### Texte de la page
C’est dans ce cadre qu’elle s’est associée avec un entrepreneur altruiste de Cognac, Jean-Philippe Roger. Jean-Philippe ayant expérimenté le talent de Martine au sein de sa propre famille et de son entreprise s’est facilement laissé convaincre de créer « État d’Esprit » à La Couarde. Difficile de définir la fonction économique d’État d’Esprit. On y vend des peintures respectueuses de l’environnement, des pigments et des enduits de rénovation naturels… mais c’est également un atelier de bricolage qui renvoie sur « Le Lieu » de Martine où il est possible de participer à une séance d’art thérapie ou bien un cours de Taï Ji qui permet de retrouver le vivant en soi et que Martine adapte à chaque métier. D’ailleurs, à Cognac, l’entreprise de Jean-Philippe dispose, depuis la première intervention de Martine, d’une salle de Taï Ji et la création d’une nursery est prévue. L’idée ici est d’embaucher des personnes en situation de précarité, deux ou trois à la fois, de les former à ce qu’elles aiment, ce pourquoi elles sont faites, de leur apprendre à se connaître à retrouver le bonheur que chacun porte en soi et de leur trouver du travail grâce à l’entreprise.
À première vue on pense que c’est utopique. Puis on apprend que leur premier essai à Cognac donne des résultats positifs. Et devant leur conviction profonde à tous deux, on finit par y croire.
Ce ne sera pas le dernier grand chantier de Martine avant de partir, car elle est incapable de s’arrêter. Mails elle souhaite que « Le Lieu » puisse continuer d’exister après elle et réfléchit actuellement à la forme juridique à lui donner, les personnes que Martine a formées étant prêtes à assurer la relève.

### Consigne de l'exercice A
Reportez dans un tableau Markdown les lignes des relevés, en commençant à la ligne qui contient « location-item: Allow at » et en vous arrêtant après celle qui contient « energy-tip: Avoid direct ». Omettez les lignes vides et intitulez les deux colonnes « Numéro » et « Ligne du relevé ».

Relevés de position des éléments:
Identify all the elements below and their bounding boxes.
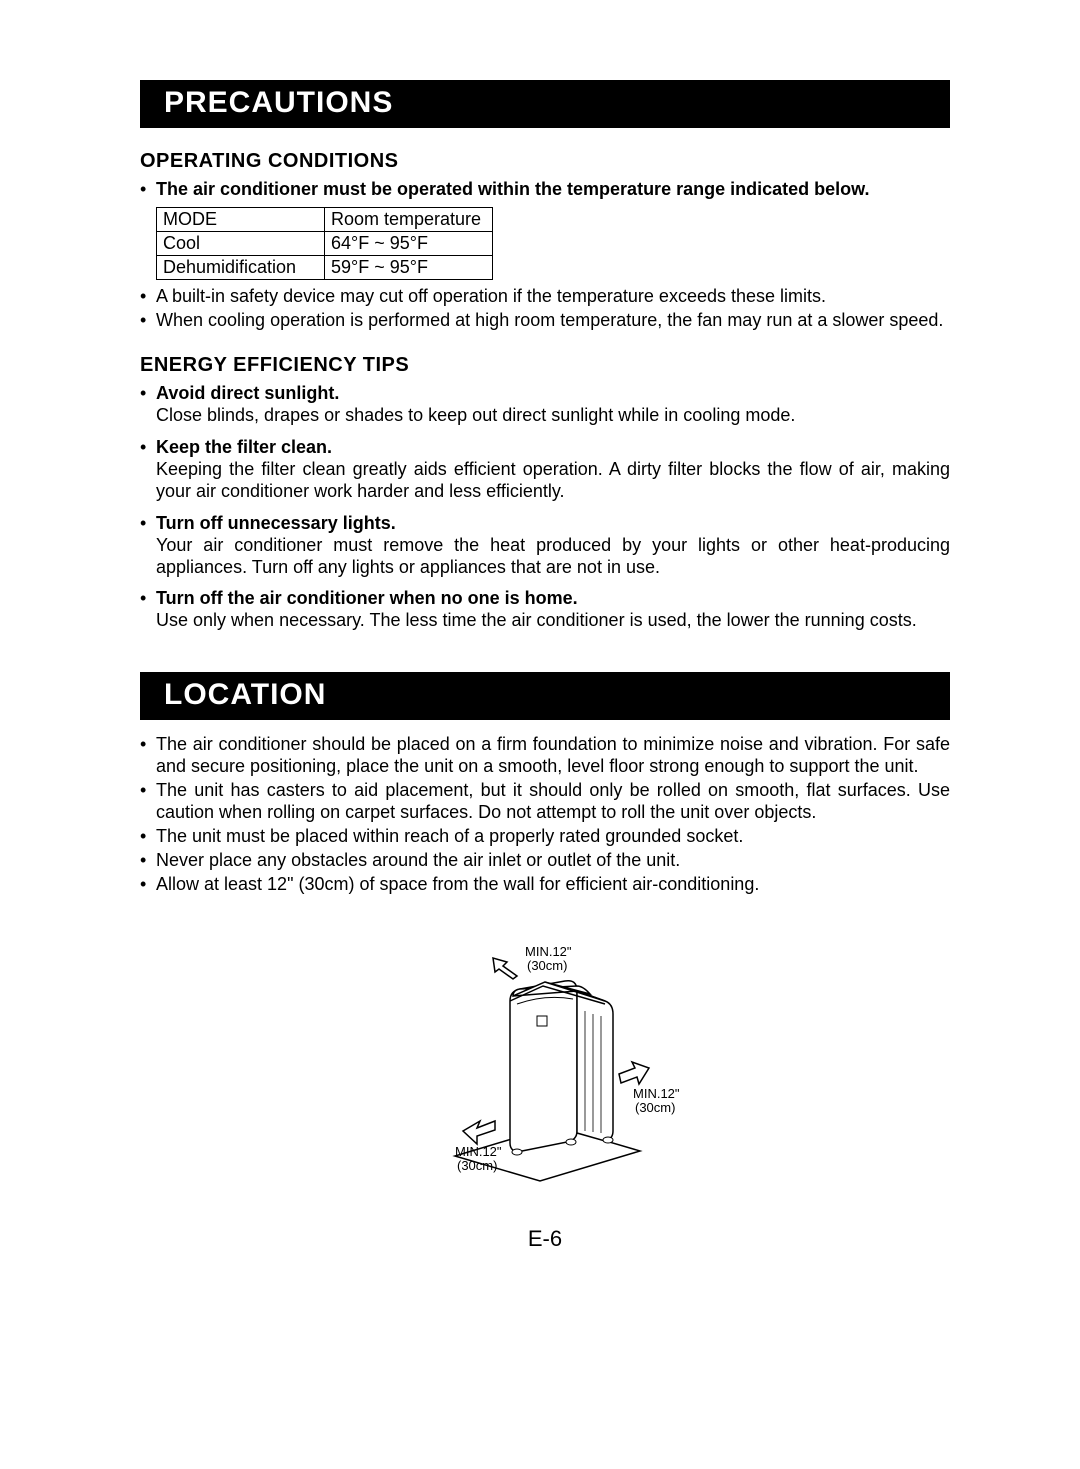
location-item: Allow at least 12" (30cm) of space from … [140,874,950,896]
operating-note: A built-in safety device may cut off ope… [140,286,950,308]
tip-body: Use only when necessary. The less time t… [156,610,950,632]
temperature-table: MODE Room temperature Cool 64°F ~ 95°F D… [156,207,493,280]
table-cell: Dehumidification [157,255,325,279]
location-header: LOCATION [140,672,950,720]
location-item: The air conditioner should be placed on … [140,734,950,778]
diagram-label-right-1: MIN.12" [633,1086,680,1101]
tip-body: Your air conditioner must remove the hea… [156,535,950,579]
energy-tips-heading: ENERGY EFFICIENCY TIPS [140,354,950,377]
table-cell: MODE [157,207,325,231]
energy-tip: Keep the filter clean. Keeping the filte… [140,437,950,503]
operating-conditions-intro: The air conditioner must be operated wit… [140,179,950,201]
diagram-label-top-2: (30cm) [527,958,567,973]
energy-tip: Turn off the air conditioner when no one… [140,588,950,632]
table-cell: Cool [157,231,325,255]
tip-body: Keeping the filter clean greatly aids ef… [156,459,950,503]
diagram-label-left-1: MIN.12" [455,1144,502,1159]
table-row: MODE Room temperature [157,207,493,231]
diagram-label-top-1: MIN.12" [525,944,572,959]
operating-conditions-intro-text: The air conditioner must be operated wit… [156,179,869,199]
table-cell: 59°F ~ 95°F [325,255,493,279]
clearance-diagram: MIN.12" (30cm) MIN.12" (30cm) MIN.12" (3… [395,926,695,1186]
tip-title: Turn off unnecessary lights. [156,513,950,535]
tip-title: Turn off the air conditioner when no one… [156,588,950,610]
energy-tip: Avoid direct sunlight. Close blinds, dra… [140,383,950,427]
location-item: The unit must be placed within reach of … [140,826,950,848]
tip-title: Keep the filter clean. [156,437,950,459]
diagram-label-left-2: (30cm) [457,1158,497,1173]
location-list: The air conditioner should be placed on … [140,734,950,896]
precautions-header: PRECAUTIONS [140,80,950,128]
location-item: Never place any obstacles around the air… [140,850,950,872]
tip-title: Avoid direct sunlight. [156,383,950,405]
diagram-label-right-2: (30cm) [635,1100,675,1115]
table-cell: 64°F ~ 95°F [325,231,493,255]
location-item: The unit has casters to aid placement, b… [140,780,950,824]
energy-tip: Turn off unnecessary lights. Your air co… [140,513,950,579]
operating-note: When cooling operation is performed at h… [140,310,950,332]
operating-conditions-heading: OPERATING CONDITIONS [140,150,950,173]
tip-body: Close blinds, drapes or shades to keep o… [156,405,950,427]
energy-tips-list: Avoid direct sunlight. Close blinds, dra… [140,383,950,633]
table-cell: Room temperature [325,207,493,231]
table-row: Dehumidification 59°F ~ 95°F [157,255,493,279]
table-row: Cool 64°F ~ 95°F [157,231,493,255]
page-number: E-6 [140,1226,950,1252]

### Consigne de l'exercice B
Reproduisez à l'identique le passage du texte de la page qui commence aux mots « À première vue » et s'arrête après les mots « par y croire. ».

### Réponse complète A
| Numéro | Ligne du relevé |
|---|---|
| 1 | location-item: Allow at least 12" (30cm) of space from … [140,874,950,896] |
| 2 | operating-note: A built-in safety device may cut off ope… [140,286,950,308] |
| 3 | tip-body: Use only when necessary. The less time t… [156,610,950,632] |
| 4 | temperature-table: MODE Room temperature Cool 64°F ~ 95°F D… [156,207,493,280] |
| 5 | table-cell: Dehumidification [157,255,325,279] |
| 6 | location-header: LOCATION [140,672,950,720] |
| 7 | location-item: The air conditioner should be placed on … [140,734,950,778] |
| 8 | diagram-label-right-1: MIN.12" [633,1086,680,1101] |
| 9 | tip-body: Your air conditioner must remove the hea… [156,535,950,579] |
| 10 | energy-tips-heading: ENERGY EFFICIENCY TIPS [140,354,950,377] |
| 11 | table-cell: MODE [157,207,325,231] |
| 12 | energy-tip: Keep the filter clean. Keeping the filte… [140,437,950,503] |
| 13 | operating-conditions-intro: The air conditioner must be operated wit… [140,179,950,201] |
| 14 | diagram-label-top-2: (30cm) [527,958,567,973] |
| 15 | energy-tip: Turn off the air conditioner when no one… [140,588,950,632] |
| 16 | table-cell: Cool [157,231,325,255] |
| 17 | tip-body: Keeping the filter clean greatly aids ef… [156,459,950,503] |
| 18 | diagram-label-left-1: MIN.12" [455,1144,502,1159] |
| 19 | table-row: MODE Room temperature [157,207,493,231] |
| 20 | diagram-label-top-1: MIN.12" [525,944,572,959] |
| 21 | operating-conditions-intro-text: The air conditioner must be operated wit… [156,179,869,199] |
| 22 | table-cell: 59°F ~ 95°F [325,255,493,279] |
| 23 | clearance-diagram: MIN.12" (30cm) MIN.12" (30cm) MIN.12" (3… [395,926,695,1186] |
| 24 | tip-title: Turn off unnecessary lights. [156,513,950,535] |
| 25 | tip-title: Turn off the air conditioner when no one… [156,588,950,610] |
| 26 | energy-tip: Avoid direct sunlight. Close blinds, dra… [140,383,950,427] |

### Réponse complète B
À première vue on pense que c’est utopique. Puis on apprend que leur premier essai à Cognac donne des résultats positifs. Et devant leur conviction profonde à tous deux, on finit par y croire.